GIVEN RECORDS:
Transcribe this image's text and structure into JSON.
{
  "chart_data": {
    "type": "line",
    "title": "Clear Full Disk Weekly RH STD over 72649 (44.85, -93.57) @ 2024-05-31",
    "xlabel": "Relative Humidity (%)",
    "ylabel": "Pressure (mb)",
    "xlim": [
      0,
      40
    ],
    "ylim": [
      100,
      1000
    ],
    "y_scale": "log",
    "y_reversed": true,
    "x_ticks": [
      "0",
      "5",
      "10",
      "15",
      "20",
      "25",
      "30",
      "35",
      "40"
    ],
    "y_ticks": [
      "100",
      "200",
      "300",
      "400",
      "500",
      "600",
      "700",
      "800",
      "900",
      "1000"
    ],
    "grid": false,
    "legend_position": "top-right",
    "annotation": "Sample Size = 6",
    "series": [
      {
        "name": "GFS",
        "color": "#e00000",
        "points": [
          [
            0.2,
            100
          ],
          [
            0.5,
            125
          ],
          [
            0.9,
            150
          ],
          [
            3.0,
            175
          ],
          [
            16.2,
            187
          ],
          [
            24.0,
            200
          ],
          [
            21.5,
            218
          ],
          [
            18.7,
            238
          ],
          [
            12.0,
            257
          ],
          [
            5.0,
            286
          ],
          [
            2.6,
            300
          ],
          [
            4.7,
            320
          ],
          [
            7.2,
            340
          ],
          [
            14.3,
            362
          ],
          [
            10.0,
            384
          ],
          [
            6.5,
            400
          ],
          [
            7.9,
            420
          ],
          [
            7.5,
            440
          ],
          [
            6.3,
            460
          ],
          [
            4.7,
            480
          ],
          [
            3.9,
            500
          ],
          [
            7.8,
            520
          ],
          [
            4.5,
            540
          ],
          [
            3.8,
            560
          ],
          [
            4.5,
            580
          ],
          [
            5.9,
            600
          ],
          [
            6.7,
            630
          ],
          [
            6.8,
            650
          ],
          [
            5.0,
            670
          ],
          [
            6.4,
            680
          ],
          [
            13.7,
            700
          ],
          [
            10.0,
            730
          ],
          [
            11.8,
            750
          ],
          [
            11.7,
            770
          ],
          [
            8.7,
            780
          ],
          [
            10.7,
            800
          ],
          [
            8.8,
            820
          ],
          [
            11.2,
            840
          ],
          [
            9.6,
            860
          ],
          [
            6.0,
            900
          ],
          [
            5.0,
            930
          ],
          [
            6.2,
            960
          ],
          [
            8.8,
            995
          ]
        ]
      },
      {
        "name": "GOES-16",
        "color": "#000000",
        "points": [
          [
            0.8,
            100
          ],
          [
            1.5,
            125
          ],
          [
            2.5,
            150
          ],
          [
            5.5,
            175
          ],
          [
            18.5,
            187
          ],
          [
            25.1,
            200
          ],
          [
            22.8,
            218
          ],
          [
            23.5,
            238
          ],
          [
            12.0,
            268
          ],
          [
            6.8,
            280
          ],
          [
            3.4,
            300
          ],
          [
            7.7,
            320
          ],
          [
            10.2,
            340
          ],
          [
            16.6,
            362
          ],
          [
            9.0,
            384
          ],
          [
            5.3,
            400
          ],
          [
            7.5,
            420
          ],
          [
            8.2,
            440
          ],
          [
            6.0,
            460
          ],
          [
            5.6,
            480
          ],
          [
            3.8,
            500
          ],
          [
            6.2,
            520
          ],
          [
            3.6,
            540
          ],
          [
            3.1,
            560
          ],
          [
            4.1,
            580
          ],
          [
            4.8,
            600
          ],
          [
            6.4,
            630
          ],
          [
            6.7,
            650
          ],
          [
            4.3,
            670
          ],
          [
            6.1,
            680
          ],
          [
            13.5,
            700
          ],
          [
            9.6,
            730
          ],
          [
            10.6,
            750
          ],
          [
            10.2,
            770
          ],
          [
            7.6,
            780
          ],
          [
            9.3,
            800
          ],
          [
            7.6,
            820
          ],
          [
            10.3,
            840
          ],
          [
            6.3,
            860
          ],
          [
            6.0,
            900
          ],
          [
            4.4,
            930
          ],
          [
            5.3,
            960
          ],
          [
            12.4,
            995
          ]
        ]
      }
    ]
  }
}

WHAT YOU HAVE TO DO: Repeat every entry exactly, please.

RESPONSE TO THIS EXERCISE:
Transcribe this image's text and structure into JSON.
{
  "chart_data": {
    "type": "line",
    "title": "Clear Full Disk Weekly RH STD over 72649 (44.85, -93.57) @ 2024-05-31",
    "xlabel": "Relative Humidity (%)",
    "ylabel": "Pressure (mb)",
    "xlim": [
      0,
      40
    ],
    "ylim": [
      100,
      1000
    ],
    "y_scale": "log",
    "y_reversed": true,
    "x_ticks": [
      "0",
      "5",
      "10",
      "15",
      "20",
      "25",
      "30",
      "35",
      "40"
    ],
    "y_ticks": [
      "100",
      "200",
      "300",
      "400",
      "500",
      "600",
      "700",
      "800",
      "900",
      "1000"
    ],
    "grid": false,
    "legend_position": "top-right",
    "annotation": "Sample Size = 6",
    "series": [
      {
        "name": "GFS",
        "color": "#e00000",
        "points": [
          [
            0.2,
            100
          ],
          [
            0.5,
            125
          ],
          [
            0.9,
            150
          ],
          [
            3.0,
            175
          ],
          [
            16.2,
            187
          ],
          [
            24.0,
            200
          ],
          [
            21.5,
            218
          ],
          [
            18.7,
            238
          ],
          [
            12.0,
            257
          ],
          [
            5.0,
            286
          ],
          [
            2.6,
            300
          ],
          [
            4.7,
            320
          ],
          [
            7.2,
            340
          ],
          [
            14.3,
            362
          ],
          [
            10.0,
            384
          ],
          [
            6.5,
            400
          ],
          [
            7.9,
            420
          ],
          [
            7.5,
            440
          ],
          [
            6.3,
            460
          ],
          [
            4.7,
            480
          ],
          [
            3.9,
            500
          ],
          [
            7.8,
            520
          ],
          [
            4.5,
            540
          ],
          [
            3.8,
            560
          ],
          [
            4.5,
            580
          ],
          [
            5.9,
            600
          ],
          [
            6.7,
            630
          ],
          [
            6.8,
            650
          ],
          [
            5.0,
            670
          ],
          [
            6.4,
            680
          ],
          [
            13.7,
            700
          ],
          [
            10.0,
            730
          ],
          [
            11.8,
            750
          ],
          [
            11.7,
            770
          ],
          [
            8.7,
            780
          ],
          [
            10.7,
            800
          ],
          [
            8.8,
            820
          ],
          [
            11.2,
            840
          ],
          [
            9.6,
            860
          ],
          [
            6.0,
            900
          ],
          [
            5.0,
            930
          ],
          [
            6.2,
            960
          ],
          [
            8.8,
            995
          ]
        ]
      },
      {
        "name": "GOES-16",
        "color": "#000000",
        "points": [
          [
            0.8,
            100
          ],
          [
            1.5,
            125
          ],
          [
            2.5,
            150
          ],
          [
            5.5,
            175
          ],
          [
            18.5,
            187
          ],
          [
            25.1,
            200
          ],
          [
            22.8,
            218
          ],
          [
            23.5,
            238
          ],
          [
            12.0,
            268
          ],
          [
            6.8,
            280
          ],
          [
            3.4,
            300
          ],
          [
            7.7,
            320
          ],
          [
            10.2,
            340
          ],
          [
            16.6,
            362
          ],
          [
            9.0,
            384
          ],
          [
            5.3,
            400
          ],
          [
            7.5,
            420
          ],
          [
            8.2,
            440
          ],
          [
            6.0,
            460
          ],
          [
            5.6,
            480
          ],
          [
            3.8,
            500
          ],
          [
            6.2,
            520
          ],
          [
            3.6,
            540
          ],
          [
            3.1,
            560
          ],
          [
            4.1,
            580
          ],
          [
            4.8,
            600
          ],
          [
            6.4,
            630
          ],
          [
            6.7,
            650
          ],
          [
            4.3,
            670
          ],
          [
            6.1,
            680
          ],
          [
            13.5,
            700
          ],
          [
            9.6,
            730
          ],
          [
            10.6,
            750
          ],
          [
            10.2,
            770
          ],
          [
            7.6,
            780
          ],
          [
            9.3,
            800
          ],
          [
            7.6,
            820
          ],
          [
            10.3,
            840
          ],
          [
            6.3,
            860
          ],
          [
            6.0,
            900
          ],
          [
            4.4,
            930
          ],
          [
            5.3,
            960
          ],
          [
            12.4,
            995
          ]
        ]
      }
    ]
  }
}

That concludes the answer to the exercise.